— OBJECTIVE —
Using the listing below, please gather every line containing the word "이루어진".

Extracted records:

□ □ □

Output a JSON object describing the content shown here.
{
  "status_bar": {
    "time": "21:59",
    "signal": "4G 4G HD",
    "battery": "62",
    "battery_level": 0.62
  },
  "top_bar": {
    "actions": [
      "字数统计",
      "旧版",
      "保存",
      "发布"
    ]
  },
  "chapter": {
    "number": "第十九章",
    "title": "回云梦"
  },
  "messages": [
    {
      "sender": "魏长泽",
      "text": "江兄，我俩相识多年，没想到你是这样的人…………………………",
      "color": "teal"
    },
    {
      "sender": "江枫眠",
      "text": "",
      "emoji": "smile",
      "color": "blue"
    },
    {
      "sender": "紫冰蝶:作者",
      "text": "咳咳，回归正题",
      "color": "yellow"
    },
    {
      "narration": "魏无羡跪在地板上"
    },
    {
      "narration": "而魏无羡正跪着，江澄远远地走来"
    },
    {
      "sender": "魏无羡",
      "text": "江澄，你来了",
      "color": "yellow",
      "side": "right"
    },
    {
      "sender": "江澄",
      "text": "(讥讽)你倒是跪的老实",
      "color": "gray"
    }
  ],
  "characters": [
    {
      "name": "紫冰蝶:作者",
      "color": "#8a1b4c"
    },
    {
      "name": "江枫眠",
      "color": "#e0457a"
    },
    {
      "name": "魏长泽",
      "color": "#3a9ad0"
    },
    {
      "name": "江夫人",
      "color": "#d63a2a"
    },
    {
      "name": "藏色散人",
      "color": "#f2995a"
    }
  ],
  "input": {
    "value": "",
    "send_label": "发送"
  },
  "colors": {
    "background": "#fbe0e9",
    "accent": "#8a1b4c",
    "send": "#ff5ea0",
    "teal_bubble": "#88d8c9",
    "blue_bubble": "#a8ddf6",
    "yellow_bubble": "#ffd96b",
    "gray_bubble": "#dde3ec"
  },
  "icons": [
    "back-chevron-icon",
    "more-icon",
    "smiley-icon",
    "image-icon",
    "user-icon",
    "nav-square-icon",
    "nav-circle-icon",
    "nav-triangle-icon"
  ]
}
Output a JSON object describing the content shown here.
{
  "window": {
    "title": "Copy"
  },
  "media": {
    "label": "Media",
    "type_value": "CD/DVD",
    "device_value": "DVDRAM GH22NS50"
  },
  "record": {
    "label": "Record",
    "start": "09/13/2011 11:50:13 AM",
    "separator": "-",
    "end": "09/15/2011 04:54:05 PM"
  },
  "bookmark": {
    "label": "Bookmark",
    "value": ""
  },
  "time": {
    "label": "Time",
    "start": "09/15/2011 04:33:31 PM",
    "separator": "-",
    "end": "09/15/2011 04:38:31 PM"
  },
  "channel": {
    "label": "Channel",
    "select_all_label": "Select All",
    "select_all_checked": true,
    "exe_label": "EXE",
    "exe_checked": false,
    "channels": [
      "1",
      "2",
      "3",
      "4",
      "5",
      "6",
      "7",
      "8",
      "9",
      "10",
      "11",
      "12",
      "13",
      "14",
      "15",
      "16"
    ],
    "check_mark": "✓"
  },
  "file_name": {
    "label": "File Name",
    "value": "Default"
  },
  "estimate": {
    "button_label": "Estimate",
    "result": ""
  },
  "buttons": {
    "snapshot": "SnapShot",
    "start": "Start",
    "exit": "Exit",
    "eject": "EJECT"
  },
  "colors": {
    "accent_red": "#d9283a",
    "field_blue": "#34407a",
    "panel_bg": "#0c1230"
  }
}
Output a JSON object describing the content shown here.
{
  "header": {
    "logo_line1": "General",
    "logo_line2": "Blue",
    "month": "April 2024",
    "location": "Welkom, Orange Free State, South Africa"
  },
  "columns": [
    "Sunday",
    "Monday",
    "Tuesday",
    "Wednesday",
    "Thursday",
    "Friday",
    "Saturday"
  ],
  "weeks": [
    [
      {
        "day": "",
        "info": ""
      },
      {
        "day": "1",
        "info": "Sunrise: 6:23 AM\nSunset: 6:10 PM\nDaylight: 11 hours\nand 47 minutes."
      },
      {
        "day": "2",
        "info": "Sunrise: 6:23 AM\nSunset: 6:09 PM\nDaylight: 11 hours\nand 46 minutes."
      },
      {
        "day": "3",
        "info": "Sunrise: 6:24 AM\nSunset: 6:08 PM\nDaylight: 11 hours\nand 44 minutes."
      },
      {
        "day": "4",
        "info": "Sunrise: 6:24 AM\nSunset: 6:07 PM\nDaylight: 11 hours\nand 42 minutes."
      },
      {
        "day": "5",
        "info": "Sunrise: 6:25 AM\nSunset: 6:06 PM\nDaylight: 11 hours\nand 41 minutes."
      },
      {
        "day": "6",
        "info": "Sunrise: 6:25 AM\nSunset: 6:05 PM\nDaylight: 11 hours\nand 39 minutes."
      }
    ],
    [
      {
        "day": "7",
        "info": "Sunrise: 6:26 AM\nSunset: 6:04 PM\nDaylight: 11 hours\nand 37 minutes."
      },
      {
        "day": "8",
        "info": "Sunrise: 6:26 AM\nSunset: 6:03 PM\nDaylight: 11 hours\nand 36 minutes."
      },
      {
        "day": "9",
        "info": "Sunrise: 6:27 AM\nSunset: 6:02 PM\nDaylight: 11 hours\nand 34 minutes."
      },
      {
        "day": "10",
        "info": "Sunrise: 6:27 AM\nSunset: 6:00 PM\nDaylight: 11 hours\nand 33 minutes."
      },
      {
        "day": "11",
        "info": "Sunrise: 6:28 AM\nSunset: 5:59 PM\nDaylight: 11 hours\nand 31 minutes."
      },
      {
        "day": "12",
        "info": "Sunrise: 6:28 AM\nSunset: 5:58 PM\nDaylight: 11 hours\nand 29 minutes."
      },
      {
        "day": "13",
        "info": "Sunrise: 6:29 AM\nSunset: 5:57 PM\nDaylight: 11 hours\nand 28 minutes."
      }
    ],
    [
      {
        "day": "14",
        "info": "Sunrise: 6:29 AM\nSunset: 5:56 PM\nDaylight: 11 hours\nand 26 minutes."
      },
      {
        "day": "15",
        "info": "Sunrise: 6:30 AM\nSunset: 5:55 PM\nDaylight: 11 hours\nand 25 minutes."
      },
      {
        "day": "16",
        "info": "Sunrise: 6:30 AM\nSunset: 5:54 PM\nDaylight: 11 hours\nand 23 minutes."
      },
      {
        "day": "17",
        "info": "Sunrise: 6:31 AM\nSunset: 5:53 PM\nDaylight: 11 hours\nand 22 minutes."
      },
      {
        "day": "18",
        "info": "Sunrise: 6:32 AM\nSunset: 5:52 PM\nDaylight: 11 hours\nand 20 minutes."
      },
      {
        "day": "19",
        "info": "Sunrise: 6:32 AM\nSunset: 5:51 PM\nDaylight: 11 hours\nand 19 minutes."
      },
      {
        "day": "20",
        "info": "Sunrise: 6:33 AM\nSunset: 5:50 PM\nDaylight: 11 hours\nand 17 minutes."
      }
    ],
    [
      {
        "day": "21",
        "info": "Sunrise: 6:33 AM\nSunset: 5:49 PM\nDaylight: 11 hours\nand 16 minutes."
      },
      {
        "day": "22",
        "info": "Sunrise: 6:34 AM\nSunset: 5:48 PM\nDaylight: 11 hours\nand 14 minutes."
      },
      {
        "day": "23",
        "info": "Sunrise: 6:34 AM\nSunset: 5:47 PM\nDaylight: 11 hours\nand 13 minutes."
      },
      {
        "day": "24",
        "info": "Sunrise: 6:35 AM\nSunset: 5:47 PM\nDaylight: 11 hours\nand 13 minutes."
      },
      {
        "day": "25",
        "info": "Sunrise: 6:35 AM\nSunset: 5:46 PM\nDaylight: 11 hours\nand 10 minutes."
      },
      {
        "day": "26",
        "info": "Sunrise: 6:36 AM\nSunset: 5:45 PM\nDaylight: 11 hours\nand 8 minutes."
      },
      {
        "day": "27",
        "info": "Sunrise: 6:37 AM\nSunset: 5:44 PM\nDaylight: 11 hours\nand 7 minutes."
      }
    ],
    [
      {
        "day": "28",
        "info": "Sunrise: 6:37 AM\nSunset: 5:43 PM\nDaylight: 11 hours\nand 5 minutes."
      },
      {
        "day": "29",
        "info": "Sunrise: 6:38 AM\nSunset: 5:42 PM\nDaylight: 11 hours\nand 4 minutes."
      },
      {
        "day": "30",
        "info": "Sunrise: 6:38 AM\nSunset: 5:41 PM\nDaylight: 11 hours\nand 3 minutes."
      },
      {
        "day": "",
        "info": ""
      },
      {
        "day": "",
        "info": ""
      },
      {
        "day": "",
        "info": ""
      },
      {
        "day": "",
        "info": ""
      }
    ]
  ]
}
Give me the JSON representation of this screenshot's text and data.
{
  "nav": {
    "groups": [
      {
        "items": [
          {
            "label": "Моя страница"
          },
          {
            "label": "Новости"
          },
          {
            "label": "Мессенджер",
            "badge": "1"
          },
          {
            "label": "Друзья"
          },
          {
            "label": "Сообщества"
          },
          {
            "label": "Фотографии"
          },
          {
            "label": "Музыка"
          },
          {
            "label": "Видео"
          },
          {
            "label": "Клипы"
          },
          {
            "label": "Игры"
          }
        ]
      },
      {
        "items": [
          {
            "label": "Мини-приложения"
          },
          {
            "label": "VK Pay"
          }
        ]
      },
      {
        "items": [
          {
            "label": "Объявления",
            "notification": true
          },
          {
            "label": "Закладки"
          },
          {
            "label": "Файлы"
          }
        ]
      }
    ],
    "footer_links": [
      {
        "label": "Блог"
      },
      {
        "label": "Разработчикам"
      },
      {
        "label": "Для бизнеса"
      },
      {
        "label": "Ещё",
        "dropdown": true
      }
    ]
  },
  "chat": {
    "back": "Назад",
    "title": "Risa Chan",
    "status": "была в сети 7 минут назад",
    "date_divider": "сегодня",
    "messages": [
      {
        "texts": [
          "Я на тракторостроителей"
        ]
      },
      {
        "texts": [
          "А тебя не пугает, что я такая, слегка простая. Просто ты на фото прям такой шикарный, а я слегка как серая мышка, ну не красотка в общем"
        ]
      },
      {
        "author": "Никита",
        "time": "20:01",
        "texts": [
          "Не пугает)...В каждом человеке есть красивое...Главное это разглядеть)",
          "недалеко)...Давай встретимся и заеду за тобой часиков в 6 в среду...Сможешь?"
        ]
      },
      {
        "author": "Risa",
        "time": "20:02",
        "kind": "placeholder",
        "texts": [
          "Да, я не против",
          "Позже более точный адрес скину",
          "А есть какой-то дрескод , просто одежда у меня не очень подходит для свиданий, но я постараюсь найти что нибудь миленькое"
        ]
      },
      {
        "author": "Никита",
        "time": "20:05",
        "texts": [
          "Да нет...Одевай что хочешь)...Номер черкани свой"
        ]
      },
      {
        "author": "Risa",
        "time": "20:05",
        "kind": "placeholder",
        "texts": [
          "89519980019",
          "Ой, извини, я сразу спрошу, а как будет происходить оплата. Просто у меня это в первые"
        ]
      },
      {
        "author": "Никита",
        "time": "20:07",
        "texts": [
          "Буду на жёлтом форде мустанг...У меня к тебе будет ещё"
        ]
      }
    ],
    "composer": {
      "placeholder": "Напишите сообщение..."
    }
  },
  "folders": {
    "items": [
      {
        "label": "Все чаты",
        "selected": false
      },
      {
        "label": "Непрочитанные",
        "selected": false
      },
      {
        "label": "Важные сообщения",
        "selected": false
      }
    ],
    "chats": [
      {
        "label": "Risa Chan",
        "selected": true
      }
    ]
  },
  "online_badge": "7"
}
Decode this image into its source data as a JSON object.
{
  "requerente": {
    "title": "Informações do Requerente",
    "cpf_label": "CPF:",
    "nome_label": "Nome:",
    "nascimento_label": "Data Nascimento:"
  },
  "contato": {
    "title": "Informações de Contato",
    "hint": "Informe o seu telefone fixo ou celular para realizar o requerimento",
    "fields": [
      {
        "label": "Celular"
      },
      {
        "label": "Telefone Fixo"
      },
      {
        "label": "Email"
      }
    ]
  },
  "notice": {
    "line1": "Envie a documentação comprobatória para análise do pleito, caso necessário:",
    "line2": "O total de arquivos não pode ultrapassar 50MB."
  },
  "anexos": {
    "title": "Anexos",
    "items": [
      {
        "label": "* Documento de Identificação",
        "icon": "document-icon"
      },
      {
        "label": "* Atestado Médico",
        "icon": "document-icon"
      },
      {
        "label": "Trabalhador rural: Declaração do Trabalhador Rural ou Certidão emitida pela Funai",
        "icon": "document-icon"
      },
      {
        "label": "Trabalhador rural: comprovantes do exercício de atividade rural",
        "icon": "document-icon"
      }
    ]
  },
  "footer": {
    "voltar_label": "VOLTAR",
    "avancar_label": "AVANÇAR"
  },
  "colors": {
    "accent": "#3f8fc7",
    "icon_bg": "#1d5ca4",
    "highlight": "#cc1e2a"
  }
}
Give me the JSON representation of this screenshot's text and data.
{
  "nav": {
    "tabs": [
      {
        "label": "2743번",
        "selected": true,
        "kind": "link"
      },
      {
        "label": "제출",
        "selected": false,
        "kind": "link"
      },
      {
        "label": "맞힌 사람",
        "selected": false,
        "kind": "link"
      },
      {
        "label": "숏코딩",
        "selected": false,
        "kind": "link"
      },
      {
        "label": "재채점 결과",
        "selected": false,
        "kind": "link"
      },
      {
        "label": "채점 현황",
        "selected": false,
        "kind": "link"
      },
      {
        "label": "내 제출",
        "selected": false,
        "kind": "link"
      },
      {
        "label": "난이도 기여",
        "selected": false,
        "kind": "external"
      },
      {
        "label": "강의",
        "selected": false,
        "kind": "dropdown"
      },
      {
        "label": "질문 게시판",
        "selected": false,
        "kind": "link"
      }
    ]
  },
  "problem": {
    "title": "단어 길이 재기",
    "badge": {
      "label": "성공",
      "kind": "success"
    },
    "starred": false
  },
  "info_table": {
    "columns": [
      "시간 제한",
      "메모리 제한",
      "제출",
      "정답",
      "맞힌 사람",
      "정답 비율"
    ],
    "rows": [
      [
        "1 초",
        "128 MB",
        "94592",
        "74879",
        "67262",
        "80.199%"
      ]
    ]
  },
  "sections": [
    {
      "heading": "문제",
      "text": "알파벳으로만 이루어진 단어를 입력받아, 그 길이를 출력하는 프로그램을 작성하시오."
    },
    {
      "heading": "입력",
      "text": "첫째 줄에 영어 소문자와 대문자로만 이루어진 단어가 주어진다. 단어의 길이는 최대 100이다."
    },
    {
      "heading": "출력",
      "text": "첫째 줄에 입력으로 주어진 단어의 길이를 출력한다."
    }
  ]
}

□ □ □

— CORRECT OUTPUT —
      "text": "알파벳으로만 이루어진 단어를 입력받아, 그 길이를 출력하는 프로그램을 작성하시오."
      "text": "첫째 줄에 영어 소문자와 대문자로만 이루어진 단어가 주어진다. 단어의 길이는 최대 100이다."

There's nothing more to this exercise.